## Written instruction
Return each line containing "Assets".

— START Listed records —

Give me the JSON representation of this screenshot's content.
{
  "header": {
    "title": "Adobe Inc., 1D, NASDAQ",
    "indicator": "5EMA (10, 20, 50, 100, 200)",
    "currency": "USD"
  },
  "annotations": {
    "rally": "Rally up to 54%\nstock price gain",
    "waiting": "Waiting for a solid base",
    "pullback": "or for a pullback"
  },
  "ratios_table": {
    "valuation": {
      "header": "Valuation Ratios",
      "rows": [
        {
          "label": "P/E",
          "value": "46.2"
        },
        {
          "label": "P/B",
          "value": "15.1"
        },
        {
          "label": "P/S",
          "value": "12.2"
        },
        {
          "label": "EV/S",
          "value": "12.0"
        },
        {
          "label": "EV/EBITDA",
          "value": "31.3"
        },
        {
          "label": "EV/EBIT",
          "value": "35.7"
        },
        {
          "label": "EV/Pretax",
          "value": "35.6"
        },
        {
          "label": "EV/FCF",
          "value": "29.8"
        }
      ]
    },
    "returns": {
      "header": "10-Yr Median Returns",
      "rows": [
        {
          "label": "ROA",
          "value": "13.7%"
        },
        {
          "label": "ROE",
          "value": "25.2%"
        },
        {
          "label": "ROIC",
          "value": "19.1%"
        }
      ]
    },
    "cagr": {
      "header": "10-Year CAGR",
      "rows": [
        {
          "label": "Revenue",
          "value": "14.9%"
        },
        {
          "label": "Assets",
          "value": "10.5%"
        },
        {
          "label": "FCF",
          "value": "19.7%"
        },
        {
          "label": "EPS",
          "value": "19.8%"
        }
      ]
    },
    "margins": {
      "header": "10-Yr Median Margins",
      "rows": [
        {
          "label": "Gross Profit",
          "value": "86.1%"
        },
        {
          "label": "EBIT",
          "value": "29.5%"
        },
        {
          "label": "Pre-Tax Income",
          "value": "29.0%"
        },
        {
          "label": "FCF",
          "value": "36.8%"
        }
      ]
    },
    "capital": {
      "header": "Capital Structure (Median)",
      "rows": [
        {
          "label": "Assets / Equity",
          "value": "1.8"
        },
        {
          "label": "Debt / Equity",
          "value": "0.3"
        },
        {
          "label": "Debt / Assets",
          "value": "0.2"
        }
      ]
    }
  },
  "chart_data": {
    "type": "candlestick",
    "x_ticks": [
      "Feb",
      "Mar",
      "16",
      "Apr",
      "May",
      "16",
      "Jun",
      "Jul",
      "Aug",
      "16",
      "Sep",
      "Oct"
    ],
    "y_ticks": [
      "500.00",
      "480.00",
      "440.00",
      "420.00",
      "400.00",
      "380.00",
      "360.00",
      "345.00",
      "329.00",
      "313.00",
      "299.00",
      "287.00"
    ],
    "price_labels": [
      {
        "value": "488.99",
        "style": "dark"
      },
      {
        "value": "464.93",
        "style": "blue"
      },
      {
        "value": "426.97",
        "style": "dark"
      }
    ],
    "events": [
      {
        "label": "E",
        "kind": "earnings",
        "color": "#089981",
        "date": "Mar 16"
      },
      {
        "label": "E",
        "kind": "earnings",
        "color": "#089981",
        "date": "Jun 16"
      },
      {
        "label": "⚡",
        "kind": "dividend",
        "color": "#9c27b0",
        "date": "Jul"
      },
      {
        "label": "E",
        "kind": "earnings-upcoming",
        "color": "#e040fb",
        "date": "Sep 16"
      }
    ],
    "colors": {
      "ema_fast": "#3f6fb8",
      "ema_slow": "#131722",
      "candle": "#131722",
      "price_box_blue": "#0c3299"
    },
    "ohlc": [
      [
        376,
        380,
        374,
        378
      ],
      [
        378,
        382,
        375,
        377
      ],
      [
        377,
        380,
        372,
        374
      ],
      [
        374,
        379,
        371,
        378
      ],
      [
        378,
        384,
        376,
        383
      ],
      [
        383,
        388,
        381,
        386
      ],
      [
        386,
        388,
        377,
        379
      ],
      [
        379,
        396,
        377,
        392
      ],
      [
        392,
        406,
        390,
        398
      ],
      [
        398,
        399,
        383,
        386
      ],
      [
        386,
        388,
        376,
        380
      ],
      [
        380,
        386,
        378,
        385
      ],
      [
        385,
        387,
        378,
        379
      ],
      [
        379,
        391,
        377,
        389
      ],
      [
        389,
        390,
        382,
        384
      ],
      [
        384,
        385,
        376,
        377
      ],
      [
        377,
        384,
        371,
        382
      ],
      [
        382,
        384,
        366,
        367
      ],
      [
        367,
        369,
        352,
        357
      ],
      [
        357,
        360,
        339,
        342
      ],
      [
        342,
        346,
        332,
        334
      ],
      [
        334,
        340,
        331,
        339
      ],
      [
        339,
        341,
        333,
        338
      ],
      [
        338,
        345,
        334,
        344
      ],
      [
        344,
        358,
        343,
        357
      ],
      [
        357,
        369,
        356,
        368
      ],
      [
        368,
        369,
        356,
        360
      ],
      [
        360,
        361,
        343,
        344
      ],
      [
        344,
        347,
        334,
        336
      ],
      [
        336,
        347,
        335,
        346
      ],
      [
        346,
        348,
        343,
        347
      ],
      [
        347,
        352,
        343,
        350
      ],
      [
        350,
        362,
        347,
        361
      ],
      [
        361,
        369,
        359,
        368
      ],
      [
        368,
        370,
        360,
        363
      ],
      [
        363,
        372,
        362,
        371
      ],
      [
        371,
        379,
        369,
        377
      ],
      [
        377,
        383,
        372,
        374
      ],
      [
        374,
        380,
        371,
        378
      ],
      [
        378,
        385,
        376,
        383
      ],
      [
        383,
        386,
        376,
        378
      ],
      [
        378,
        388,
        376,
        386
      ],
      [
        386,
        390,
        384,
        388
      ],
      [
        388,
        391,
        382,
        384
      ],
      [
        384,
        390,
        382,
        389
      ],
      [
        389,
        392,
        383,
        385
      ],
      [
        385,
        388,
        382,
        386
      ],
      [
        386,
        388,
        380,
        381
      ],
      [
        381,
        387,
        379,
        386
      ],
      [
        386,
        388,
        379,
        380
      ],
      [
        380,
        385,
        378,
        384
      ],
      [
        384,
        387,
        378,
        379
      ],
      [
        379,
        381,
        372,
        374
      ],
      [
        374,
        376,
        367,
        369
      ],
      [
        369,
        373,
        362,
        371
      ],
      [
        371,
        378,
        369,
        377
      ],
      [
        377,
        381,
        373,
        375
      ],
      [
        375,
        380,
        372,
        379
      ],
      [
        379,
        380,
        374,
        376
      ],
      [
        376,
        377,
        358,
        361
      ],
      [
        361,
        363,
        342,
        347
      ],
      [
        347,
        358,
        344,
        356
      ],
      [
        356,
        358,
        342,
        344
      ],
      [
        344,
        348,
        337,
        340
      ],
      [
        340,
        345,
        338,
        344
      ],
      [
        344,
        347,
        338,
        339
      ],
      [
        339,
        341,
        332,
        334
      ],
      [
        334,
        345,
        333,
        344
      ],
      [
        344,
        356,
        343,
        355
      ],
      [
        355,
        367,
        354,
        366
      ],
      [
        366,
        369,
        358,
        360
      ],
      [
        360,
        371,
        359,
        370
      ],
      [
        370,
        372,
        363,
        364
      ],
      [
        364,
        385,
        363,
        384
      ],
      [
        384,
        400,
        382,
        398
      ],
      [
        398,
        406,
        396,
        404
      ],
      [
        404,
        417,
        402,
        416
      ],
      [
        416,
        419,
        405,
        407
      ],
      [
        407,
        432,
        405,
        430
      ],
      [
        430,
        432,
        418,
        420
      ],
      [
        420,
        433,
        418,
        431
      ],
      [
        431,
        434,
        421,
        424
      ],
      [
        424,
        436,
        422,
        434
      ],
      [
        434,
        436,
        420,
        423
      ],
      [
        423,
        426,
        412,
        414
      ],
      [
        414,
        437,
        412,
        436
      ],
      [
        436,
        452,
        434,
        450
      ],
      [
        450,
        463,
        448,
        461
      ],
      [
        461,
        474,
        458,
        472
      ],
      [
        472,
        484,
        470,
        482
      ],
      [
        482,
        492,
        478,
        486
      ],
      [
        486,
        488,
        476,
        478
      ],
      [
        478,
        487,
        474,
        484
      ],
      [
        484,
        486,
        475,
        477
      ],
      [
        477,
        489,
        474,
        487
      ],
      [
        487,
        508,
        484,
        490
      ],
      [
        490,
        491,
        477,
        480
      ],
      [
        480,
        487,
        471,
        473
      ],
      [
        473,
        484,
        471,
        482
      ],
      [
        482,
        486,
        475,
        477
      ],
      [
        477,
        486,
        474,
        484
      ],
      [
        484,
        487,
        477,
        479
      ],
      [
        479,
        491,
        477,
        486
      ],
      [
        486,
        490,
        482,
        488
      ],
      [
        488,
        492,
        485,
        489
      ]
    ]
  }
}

— END Listed records —

## Solution to this problem
          "label": "Assets",
          "label": "Assets / Equity",
          "label": "Debt / Assets",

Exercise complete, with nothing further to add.